Request:
Reproduce the records below exactly, leaving out any pictures.

Input data:
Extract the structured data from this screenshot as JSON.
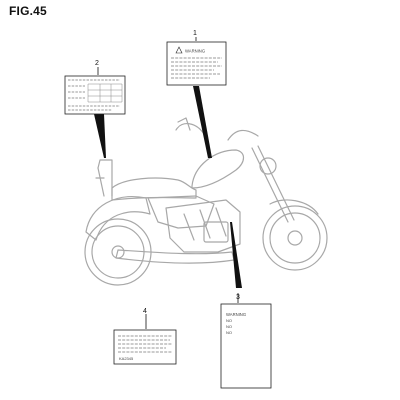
{
  "figure": {
    "title": "FIG.45"
  },
  "callouts": [
    {
      "number": "1"
    },
    {
      "number": "2"
    },
    {
      "number": "3"
    },
    {
      "number": "4"
    }
  ],
  "labels": {
    "warning_header": "WARNING",
    "label3_lines": [
      "WARNING",
      "NO",
      "NO",
      "NO"
    ],
    "label4_code": "KA2345"
  },
  "icons": [
    "warning-triangle-icon"
  ],
  "colors": {
    "line": "#222222",
    "outline": "#a8a8a8",
    "background": "#ffffff"
  }
}
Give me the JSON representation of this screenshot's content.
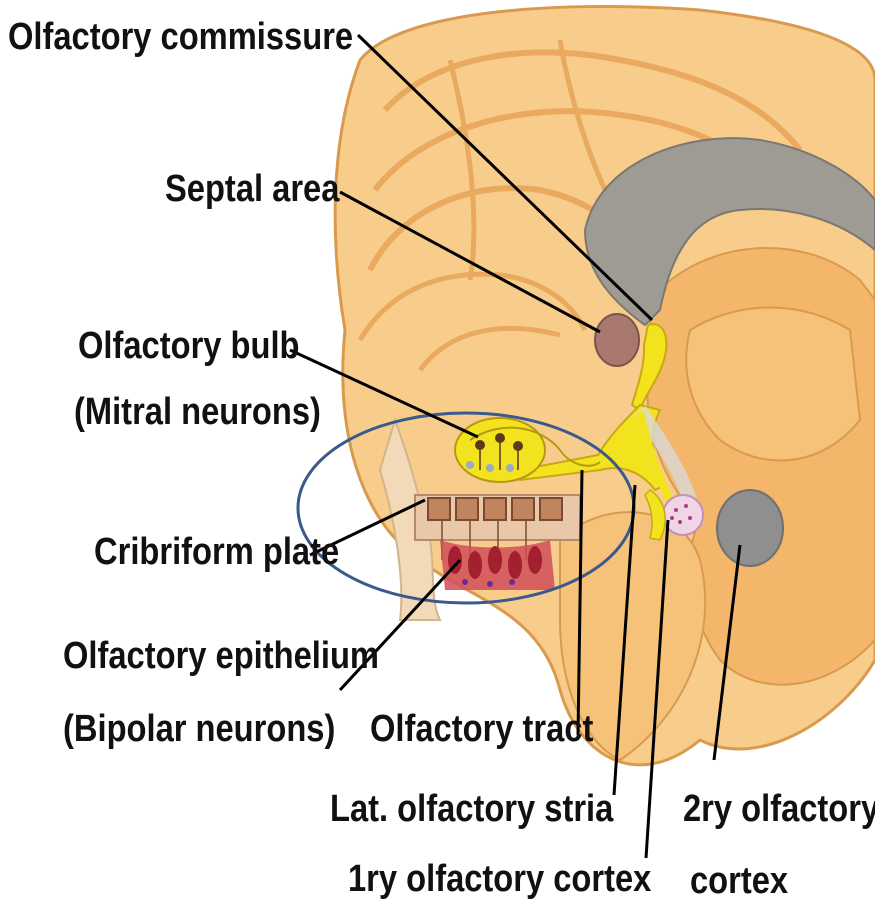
{
  "labels": {
    "olfactory_commissure": "Olfactory commissure",
    "septal_area": "Septal area",
    "olfactory_bulb": "Olfactory bulb",
    "mitral_neurons": "(Mitral neurons)",
    "cribriform_plate": "Cribriform plate",
    "olfactory_epithelium": "Olfactory epithelium",
    "bipolar_neurons": "(Bipolar neurons)",
    "olfactory_tract": "Olfactory tract",
    "lat_olfactory_stria": "Lat. olfactory stria",
    "primary_olfactory_cortex": "1ry olfactory cortex",
    "secondary_olfactory_cortex_line1": "2ry olfactory",
    "secondary_olfactory_cortex_line2": "cortex"
  },
  "colors": {
    "brain_fill": "#f8cd8c",
    "brain_gyri": "#f3b66b",
    "brain_outline": "#d99a4e",
    "tract_yellow": "#f3e21e",
    "septal_area": "#a8786e",
    "corpus_callosum_gray": "#9e9a94",
    "cortex_gray": "#8f8f8f",
    "epithelium_red": "#a3202e",
    "highlight_ellipse": "#3a5a8c",
    "leader_line": "#000000"
  }
}
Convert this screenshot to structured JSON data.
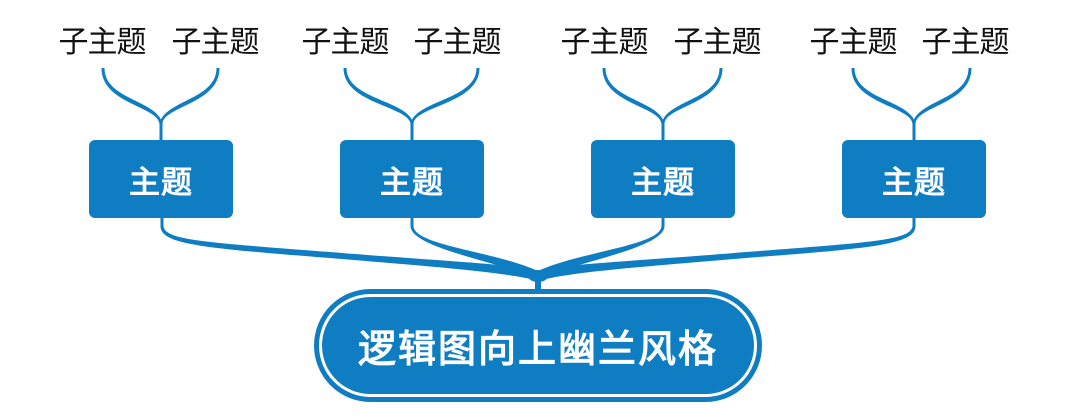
{
  "diagram": {
    "type": "logic-chart-upward",
    "accent_color": "#0F7DC2",
    "root": {
      "label": "逻辑图向上幽兰风格"
    },
    "topics": [
      {
        "label": "主题",
        "subtopics": [
          {
            "label": "子主题"
          },
          {
            "label": "子主题"
          }
        ]
      },
      {
        "label": "主题",
        "subtopics": [
          {
            "label": "子主题"
          },
          {
            "label": "子主题"
          }
        ]
      },
      {
        "label": "主题",
        "subtopics": [
          {
            "label": "子主题"
          },
          {
            "label": "子主题"
          }
        ]
      },
      {
        "label": "主题",
        "subtopics": [
          {
            "label": "子主题"
          },
          {
            "label": "子主题"
          }
        ]
      }
    ]
  }
}
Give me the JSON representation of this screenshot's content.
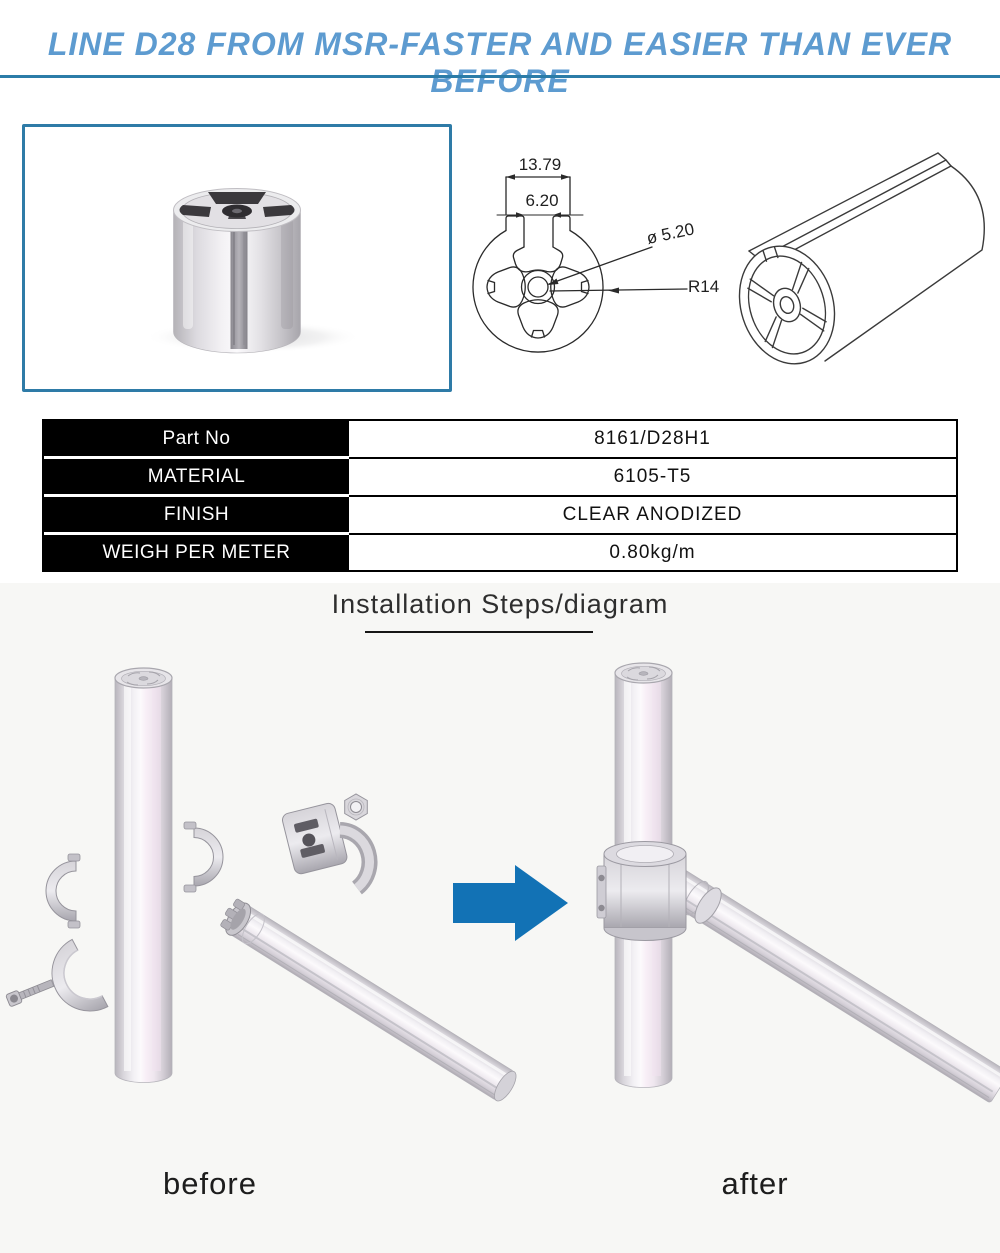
{
  "header": {
    "title": "LINE D28 FROM MSR-FASTER AND EASIER THAN EVER BEFORE"
  },
  "figures": {
    "cross_section": {
      "dim_outer_width": "13.79",
      "dim_slot_width": "6.20",
      "dim_hole_dia": "ø 5.20",
      "dim_radius": "R14"
    }
  },
  "spec_table": {
    "rows": [
      {
        "label": "Part No",
        "value": "8161/D28H1"
      },
      {
        "label": "MATERIAL",
        "value": "6105-T5"
      },
      {
        "label": "FINISH",
        "value": "CLEAR ANODIZED"
      },
      {
        "label": "WEIGH PER METER",
        "value": "0.80kg/m"
      }
    ]
  },
  "installation": {
    "heading": "Installation Steps/diagram",
    "before_label": "before",
    "after_label": "after"
  },
  "colors": {
    "accent_blue": "#5d9bd0",
    "rule_teal": "#2b7ca8",
    "box_border": "#2e7ba7",
    "arrow_blue": "#1272b5",
    "section_bg": "#f7f7f5",
    "table_header_bg": "#000000"
  }
}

Task result:
Extract the structured data from this screenshot as JSON.
{
  "figure": {
    "title": "FIG.45"
  },
  "callouts": [
    {
      "number": "1"
    },
    {
      "number": "2"
    },
    {
      "number": "3"
    },
    {
      "number": "4"
    }
  ],
  "labels": {
    "warning_header": "WARNING",
    "label3_lines": [
      "WARNING",
      "NO",
      "NO",
      "NO"
    ],
    "label4_code": "KA2345"
  },
  "icons": [
    "warning-triangle-icon"
  ],
  "colors": {
    "line": "#222222",
    "outline": "#a8a8a8",
    "background": "#ffffff"
  }
}
Give me the JSON representation of this screenshot's content.
{
  "labels": {
    "olfactory_commissure": "Olfactory commissure",
    "septal_area": "Septal area",
    "olfactory_bulb": "Olfactory bulb",
    "mitral_neurons": "(Mitral neurons)",
    "cribriform_plate": "Cribriform plate",
    "olfactory_epithelium": "Olfactory epithelium",
    "bipolar_neurons": "(Bipolar neurons)",
    "olfactory_tract": "Olfactory tract",
    "lat_olfactory_stria": "Lat. olfactory stria",
    "primary_olfactory_cortex": "1ry olfactory cortex",
    "secondary_olfactory_cortex_line1": "2ry olfactory",
    "secondary_olfactory_cortex_line2": "cortex"
  },
  "colors": {
    "brain_fill": "#f8cd8c",
    "brain_gyri": "#f3b66b",
    "brain_outline": "#d99a4e",
    "tract_yellow": "#f3e21e",
    "septal_area": "#a8786e",
    "corpus_callosum_gray": "#9e9a94",
    "cortex_gray": "#8f8f8f",
    "epithelium_red": "#a3202e",
    "highlight_ellipse": "#3a5a8c",
    "leader_line": "#000000"
  }
}
Convert this screenshot to structured JSON data.
{
  "diagram": {
    "type": "logic-chart-upward",
    "accent_color": "#0F7DC2",
    "root": {
      "label": "逻辑图向上幽兰风格"
    },
    "topics": [
      {
        "label": "主题",
        "subtopics": [
          {
            "label": "子主题"
          },
          {
            "label": "子主题"
          }
        ]
      },
      {
        "label": "主题",
        "subtopics": [
          {
            "label": "子主题"
          },
          {
            "label": "子主题"
          }
        ]
      },
      {
        "label": "主题",
        "subtopics": [
          {
            "label": "子主题"
          },
          {
            "label": "子主题"
          }
        ]
      },
      {
        "label": "主题",
        "subtopics": [
          {
            "label": "子主题"
          },
          {
            "label": "子主题"
          }
        ]
      }
    ]
  }
}
Give me the JSON representation of this screenshot's content.
{
  "header": {
    "title": "LINE D28 FROM MSR-FASTER AND EASIER THAN EVER BEFORE"
  },
  "figures": {
    "cross_section": {
      "dim_outer_width": "13.79",
      "dim_slot_width": "6.20",
      "dim_hole_dia": "ø 5.20",
      "dim_radius": "R14"
    }
  },
  "spec_table": {
    "rows": [
      {
        "label": "Part No",
        "value": "8161/D28H1"
      },
      {
        "label": "MATERIAL",
        "value": "6105-T5"
      },
      {
        "label": "FINISH",
        "value": "CLEAR ANODIZED"
      },
      {
        "label": "WEIGH PER METER",
        "value": "0.80kg/m"
      }
    ]
  },
  "installation": {
    "heading": "Installation Steps/diagram",
    "before_label": "before",
    "after_label": "after"
  },
  "colors": {
    "accent_blue": "#5d9bd0",
    "rule_teal": "#2b7ca8",
    "box_border": "#2e7ba7",
    "arrow_blue": "#1272b5",
    "section_bg": "#f7f7f5",
    "table_header_bg": "#000000"
  }
}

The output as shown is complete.